:: Objective ::
Copy each line that contains the string "Доски".

======== The data ========

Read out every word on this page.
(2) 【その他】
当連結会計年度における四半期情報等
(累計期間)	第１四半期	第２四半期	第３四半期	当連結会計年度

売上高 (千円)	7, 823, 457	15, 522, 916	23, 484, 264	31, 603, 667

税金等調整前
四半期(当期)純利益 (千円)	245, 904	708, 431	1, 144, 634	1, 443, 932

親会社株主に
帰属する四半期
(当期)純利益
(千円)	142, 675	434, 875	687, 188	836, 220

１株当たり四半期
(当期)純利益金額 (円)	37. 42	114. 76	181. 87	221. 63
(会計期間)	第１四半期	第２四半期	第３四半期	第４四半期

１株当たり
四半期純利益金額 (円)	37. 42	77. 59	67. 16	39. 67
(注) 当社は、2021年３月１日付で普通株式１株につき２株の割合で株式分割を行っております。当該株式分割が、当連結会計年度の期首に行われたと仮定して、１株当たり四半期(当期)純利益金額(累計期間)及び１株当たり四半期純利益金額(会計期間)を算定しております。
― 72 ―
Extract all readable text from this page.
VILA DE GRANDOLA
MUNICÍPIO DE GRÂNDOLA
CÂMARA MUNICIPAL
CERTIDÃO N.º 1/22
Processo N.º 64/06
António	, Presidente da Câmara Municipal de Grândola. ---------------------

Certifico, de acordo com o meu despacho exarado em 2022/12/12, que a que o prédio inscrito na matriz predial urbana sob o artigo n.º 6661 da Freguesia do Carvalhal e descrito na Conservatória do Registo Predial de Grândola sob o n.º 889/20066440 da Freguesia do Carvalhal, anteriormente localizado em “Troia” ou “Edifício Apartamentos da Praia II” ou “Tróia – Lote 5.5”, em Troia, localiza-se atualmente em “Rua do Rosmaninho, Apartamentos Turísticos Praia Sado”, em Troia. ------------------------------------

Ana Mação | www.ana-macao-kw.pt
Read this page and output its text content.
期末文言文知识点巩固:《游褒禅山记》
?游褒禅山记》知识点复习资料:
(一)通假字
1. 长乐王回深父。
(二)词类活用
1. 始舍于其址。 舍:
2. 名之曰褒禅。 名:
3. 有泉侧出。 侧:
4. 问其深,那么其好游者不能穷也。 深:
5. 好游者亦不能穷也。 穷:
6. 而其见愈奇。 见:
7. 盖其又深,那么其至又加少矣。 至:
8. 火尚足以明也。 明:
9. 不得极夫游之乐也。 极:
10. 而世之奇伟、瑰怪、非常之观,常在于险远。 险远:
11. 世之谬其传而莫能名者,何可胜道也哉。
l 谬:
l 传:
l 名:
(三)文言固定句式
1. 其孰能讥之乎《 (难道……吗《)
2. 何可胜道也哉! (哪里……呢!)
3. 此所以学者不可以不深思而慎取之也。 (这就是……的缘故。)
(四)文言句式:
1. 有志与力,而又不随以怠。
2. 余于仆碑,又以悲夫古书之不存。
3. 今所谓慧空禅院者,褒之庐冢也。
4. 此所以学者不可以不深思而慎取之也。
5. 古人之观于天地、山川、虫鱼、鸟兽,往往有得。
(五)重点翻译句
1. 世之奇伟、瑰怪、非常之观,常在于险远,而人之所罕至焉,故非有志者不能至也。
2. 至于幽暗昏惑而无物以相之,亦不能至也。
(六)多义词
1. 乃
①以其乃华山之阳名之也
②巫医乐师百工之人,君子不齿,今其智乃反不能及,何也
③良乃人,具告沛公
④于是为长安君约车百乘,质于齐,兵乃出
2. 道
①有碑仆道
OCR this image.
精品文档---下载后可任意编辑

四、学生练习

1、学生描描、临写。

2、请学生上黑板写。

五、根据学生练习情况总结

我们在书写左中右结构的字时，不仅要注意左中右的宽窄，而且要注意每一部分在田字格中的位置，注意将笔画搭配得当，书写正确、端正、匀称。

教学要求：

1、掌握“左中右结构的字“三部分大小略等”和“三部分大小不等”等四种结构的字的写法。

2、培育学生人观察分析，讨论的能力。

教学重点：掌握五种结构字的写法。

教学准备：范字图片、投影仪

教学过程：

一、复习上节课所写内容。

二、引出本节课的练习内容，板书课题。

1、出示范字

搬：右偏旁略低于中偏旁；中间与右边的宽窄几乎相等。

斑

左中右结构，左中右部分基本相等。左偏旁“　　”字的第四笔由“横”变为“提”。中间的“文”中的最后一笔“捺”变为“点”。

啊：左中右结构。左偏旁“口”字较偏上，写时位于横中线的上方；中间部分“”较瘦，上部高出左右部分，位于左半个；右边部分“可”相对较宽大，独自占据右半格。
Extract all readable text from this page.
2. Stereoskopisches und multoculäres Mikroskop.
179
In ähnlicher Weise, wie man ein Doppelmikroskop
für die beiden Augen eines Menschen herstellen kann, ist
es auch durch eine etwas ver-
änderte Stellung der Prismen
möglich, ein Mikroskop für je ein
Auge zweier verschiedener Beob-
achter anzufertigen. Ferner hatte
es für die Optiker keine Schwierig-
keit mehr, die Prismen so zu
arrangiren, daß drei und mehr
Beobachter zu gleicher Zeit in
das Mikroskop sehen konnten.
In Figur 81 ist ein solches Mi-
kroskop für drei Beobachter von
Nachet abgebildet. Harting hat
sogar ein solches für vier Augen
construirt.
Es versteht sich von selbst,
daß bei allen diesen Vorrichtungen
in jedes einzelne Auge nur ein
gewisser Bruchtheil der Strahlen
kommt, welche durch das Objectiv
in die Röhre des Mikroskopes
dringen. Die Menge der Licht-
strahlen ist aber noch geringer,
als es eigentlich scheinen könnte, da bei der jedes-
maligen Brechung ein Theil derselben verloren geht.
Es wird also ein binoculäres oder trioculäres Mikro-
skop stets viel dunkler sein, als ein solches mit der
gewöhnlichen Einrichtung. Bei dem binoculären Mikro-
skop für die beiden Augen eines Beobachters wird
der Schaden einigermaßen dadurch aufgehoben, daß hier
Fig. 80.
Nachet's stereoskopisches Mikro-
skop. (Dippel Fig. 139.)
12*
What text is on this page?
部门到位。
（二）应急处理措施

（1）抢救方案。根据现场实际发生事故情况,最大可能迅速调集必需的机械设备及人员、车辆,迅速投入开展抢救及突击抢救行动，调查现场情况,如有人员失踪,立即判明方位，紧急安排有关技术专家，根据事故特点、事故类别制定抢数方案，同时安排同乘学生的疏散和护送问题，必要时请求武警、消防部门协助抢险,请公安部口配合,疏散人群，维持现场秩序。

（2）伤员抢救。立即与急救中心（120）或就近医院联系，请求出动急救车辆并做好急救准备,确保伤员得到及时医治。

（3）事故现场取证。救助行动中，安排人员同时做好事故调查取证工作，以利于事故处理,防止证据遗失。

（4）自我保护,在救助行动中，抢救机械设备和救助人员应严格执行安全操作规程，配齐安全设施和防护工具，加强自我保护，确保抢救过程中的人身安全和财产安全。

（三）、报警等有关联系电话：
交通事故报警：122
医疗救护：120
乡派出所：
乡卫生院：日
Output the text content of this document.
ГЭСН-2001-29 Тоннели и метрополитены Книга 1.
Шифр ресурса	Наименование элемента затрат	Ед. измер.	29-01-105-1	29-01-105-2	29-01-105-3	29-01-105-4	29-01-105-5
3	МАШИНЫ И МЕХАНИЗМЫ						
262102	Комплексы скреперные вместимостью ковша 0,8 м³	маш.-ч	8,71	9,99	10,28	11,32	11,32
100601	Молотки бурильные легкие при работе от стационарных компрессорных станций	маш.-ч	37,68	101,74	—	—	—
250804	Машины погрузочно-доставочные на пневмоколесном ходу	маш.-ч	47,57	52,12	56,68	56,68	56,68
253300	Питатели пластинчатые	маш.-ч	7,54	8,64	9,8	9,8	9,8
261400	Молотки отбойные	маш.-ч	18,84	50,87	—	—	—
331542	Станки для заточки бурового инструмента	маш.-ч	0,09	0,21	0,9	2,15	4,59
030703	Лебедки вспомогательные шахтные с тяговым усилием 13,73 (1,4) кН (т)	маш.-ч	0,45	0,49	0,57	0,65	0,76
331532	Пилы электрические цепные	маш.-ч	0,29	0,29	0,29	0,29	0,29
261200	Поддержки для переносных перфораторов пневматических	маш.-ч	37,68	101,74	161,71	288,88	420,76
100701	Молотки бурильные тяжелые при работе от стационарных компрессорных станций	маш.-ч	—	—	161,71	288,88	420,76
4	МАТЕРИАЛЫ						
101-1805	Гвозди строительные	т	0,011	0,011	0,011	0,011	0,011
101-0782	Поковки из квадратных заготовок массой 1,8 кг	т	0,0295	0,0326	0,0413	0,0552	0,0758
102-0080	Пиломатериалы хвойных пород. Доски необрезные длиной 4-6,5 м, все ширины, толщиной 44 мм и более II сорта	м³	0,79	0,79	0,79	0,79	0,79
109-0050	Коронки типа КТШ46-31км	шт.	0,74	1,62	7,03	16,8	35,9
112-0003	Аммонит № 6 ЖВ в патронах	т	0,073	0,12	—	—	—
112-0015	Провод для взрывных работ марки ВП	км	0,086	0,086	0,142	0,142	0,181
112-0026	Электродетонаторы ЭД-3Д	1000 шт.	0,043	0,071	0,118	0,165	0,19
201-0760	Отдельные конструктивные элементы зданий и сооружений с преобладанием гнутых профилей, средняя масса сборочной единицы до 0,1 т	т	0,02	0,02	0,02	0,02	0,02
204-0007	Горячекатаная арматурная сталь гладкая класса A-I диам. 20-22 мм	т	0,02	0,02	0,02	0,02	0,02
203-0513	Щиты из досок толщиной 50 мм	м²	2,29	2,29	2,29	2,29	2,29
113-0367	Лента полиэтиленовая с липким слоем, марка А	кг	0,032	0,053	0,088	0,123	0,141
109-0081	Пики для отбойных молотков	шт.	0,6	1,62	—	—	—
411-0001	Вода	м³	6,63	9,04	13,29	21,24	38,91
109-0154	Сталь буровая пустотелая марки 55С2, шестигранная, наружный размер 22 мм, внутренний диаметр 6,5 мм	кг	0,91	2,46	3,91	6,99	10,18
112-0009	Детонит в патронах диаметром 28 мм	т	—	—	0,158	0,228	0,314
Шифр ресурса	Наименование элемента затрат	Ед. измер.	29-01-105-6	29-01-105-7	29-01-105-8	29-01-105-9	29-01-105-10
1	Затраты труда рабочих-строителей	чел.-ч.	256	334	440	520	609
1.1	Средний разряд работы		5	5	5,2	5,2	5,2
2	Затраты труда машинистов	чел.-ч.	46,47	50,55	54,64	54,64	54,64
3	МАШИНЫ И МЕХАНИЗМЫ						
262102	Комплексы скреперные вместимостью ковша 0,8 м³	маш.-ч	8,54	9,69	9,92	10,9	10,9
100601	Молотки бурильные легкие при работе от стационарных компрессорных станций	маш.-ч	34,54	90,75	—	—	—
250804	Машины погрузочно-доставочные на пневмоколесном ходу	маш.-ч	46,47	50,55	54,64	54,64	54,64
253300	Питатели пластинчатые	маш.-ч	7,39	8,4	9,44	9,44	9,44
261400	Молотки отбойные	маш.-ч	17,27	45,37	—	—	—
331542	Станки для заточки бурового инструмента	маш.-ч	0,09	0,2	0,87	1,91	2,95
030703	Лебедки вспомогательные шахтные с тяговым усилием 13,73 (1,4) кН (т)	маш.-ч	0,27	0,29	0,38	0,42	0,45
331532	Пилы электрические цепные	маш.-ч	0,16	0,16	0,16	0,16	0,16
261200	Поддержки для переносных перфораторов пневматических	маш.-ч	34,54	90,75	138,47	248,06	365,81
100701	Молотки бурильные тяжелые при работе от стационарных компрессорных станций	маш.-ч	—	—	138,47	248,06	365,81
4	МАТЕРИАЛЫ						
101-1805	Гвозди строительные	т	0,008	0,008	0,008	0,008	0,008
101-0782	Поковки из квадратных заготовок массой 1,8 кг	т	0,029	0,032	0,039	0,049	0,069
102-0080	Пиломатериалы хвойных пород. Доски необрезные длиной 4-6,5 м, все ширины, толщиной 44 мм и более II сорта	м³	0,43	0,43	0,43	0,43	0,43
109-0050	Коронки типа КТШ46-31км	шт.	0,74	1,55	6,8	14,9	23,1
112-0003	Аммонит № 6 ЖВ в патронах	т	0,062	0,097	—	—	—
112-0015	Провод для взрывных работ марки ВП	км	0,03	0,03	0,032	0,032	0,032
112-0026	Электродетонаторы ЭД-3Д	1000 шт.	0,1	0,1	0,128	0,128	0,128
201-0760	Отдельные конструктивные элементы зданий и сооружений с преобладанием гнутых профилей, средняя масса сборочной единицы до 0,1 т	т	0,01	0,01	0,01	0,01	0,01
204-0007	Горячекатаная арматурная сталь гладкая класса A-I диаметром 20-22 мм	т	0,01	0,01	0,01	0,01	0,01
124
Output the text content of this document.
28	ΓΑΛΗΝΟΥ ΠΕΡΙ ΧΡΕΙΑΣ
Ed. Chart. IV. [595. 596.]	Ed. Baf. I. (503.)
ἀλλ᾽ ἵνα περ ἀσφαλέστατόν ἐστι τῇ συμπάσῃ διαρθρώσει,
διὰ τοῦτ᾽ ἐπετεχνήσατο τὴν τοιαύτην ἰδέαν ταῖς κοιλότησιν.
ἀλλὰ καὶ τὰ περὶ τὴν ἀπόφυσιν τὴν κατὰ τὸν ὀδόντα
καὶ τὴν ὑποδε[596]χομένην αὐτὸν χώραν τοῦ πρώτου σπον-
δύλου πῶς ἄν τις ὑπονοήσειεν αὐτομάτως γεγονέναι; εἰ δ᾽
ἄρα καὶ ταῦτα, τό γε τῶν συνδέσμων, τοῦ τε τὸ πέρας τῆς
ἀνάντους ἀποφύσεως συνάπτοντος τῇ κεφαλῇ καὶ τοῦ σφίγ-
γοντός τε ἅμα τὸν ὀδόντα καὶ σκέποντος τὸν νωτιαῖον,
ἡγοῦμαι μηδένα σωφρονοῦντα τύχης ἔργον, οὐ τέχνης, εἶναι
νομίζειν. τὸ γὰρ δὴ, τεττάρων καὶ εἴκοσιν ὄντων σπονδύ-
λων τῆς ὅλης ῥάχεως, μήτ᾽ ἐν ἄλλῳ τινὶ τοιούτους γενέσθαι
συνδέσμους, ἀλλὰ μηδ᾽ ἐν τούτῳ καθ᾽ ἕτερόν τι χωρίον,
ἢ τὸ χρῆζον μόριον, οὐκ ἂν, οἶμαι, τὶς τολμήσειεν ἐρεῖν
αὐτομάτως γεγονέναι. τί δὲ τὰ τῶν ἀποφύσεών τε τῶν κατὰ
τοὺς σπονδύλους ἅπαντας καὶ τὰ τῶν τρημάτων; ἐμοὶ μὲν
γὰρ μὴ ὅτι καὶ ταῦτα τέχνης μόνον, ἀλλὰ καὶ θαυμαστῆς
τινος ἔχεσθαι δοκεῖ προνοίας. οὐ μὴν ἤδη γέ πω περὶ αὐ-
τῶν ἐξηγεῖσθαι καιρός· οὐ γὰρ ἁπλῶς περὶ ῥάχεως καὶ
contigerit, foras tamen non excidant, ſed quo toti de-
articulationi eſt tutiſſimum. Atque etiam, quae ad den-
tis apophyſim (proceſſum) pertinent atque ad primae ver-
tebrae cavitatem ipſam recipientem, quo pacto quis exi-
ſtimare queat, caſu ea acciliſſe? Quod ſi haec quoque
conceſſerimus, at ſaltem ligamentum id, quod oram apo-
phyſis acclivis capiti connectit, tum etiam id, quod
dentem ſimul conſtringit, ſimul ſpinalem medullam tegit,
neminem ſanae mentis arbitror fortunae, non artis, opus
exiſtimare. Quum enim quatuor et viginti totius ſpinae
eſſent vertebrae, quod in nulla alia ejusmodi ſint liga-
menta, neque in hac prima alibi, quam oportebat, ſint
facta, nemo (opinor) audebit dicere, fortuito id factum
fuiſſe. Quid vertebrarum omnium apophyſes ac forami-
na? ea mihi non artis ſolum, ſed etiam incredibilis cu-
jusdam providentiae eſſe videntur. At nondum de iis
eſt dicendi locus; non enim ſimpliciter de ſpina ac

========

:: Reply ::
102-0080	Пиломатериалы хвойных пород. Доски необрезные длиной 4-6,5 м, все ширины, толщиной 44 мм и более II сорта	м³	0,79	0,79	0,79	0,79	0,79
102-0080	Пиломатериалы хвойных пород. Доски необрезные длиной 4-6,5 м, все ширины, толщиной 44 мм и более II сорта	м³	0,43	0,43	0,43	0,43	0,43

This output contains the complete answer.